-- begin --
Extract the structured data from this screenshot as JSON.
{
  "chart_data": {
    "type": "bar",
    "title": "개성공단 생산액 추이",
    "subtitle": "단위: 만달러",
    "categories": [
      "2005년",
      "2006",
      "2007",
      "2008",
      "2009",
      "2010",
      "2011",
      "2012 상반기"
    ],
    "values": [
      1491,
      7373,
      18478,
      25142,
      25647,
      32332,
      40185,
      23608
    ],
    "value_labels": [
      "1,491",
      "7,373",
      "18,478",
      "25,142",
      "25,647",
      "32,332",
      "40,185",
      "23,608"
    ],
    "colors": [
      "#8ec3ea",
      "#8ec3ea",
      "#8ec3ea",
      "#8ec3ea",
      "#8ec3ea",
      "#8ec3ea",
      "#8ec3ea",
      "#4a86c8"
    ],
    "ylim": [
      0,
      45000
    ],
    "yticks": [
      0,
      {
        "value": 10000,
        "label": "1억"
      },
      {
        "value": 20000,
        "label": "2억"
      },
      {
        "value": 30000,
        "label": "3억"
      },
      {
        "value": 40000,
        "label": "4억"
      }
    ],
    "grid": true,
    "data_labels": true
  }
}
-- end --
(What is being asked): Retype the listing. Match it exactly.

(Result of this exercise):
Extract the structured data from this screenshot as JSON.
{
  "chart_data": {
    "type": "bar",
    "title": "개성공단 생산액 추이",
    "subtitle": "단위: 만달러",
    "categories": [
      "2005년",
      "2006",
      "2007",
      "2008",
      "2009",
      "2010",
      "2011",
      "2012 상반기"
    ],
    "values": [
      1491,
      7373,
      18478,
      25142,
      25647,
      32332,
      40185,
      23608
    ],
    "value_labels": [
      "1,491",
      "7,373",
      "18,478",
      "25,142",
      "25,647",
      "32,332",
      "40,185",
      "23,608"
    ],
    "colors": [
      "#8ec3ea",
      "#8ec3ea",
      "#8ec3ea",
      "#8ec3ea",
      "#8ec3ea",
      "#8ec3ea",
      "#8ec3ea",
      "#4a86c8"
    ],
    "ylim": [
      0,
      45000
    ],
    "yticks": [
      0,
      {
        "value": 10000,
        "label": "1억"
      },
      {
        "value": 20000,
        "label": "2억"
      },
      {
        "value": 30000,
        "label": "3억"
      },
      {
        "value": 40000,
        "label": "4억"
      }
    ],
    "grid": true,
    "data_labels": true
  }
}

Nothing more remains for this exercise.